● Required task
Go through the entries one line at a time, and gather every line that has the word "failed".

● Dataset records
========================================================================
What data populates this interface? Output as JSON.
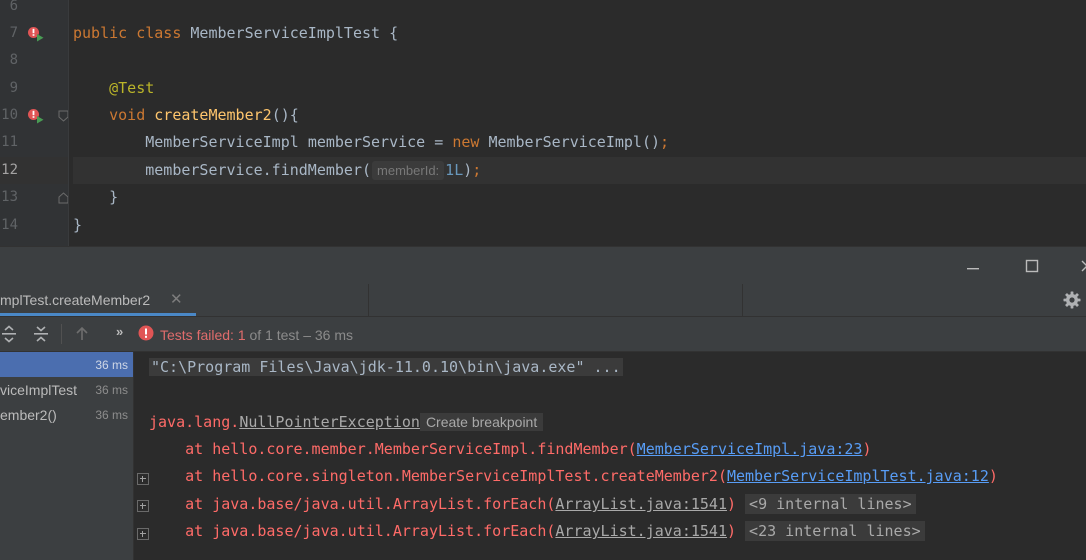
{
  "editor": {
    "line_numbers": [
      "6",
      "7",
      "8",
      "9",
      "10",
      "11",
      "12",
      "13",
      "14"
    ],
    "lines": {
      "l7": {
        "kw1": "public",
        "kw2": "class",
        "name": "MemberServiceImplTest",
        "brace": "{"
      },
      "l9": {
        "annotation": "@Test"
      },
      "l10": {
        "kw": "void",
        "method": "createMember2",
        "rest": "(){"
      },
      "l11": {
        "type": "MemberServiceImpl",
        "var": "memberService",
        "eq": "=",
        "kw": "new",
        "ctor": "MemberServiceImpl()",
        "semi": ";"
      },
      "l12": {
        "call": "memberService.findMember(",
        "hint": "memberId:",
        "arg": "1L",
        "close": ")",
        "semi": ";"
      },
      "l13": {
        "brace": "}"
      },
      "l14": {
        "brace": "}"
      }
    },
    "icons": [
      "run-test-failed-icon",
      "fold-marker-icon"
    ]
  },
  "toolwindow": {
    "window_buttons": [
      "minimize-icon",
      "maximize-icon",
      "close-icon"
    ],
    "tab": {
      "label": "mplTest.createMember2",
      "close": "✕"
    },
    "toolbar": {
      "chevron": "»",
      "status_failed": "Tests failed:",
      "status_count": " 1 ",
      "status_rest": "of 1 test – 36 ms"
    },
    "tree": [
      {
        "name": "",
        "time": "36 ms",
        "selected": true
      },
      {
        "name": "viceImplTest",
        "time": "36 ms",
        "selected": false
      },
      {
        "name": "ember2()",
        "time": "36 ms",
        "selected": false
      }
    ],
    "console": {
      "cmd": "\"C:\\Program Files\\Java\\jdk-11.0.10\\bin\\java.exe\" ...",
      "exception_pkg": "java.lang.",
      "exception_name": "NullPointerException",
      "create_breakpoint": "Create breakpoint",
      "frames": [
        {
          "prefix": "    at hello.core.member.MemberServiceImpl.findMember(",
          "link": "MemberServiceImpl.java:23",
          "suffix": ")",
          "badge": ""
        },
        {
          "prefix": "    at hello.core.singleton.MemberServiceImplTest.createMember2(",
          "link": "MemberServiceImplTest.java:12",
          "suffix": ")",
          "badge": ""
        },
        {
          "prefix": "    at java.base/java.util.ArrayList.forEach(",
          "link": "ArrayList.java:1541",
          "suffix": ")",
          "badge": "<9 internal lines>"
        },
        {
          "prefix": "    at java.base/java.util.ArrayList.forEach(",
          "link": "ArrayList.java:1541",
          "suffix": ")",
          "badge": "<23 internal lines>"
        }
      ]
    },
    "colors": {
      "accent": "#4a88c7",
      "error": "#ff6b68",
      "selection": "#4b6eaf"
    }
  }
}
========================================================================
● Result of this task
      "run-test-failed-icon",
      "status_failed": "Tests failed:",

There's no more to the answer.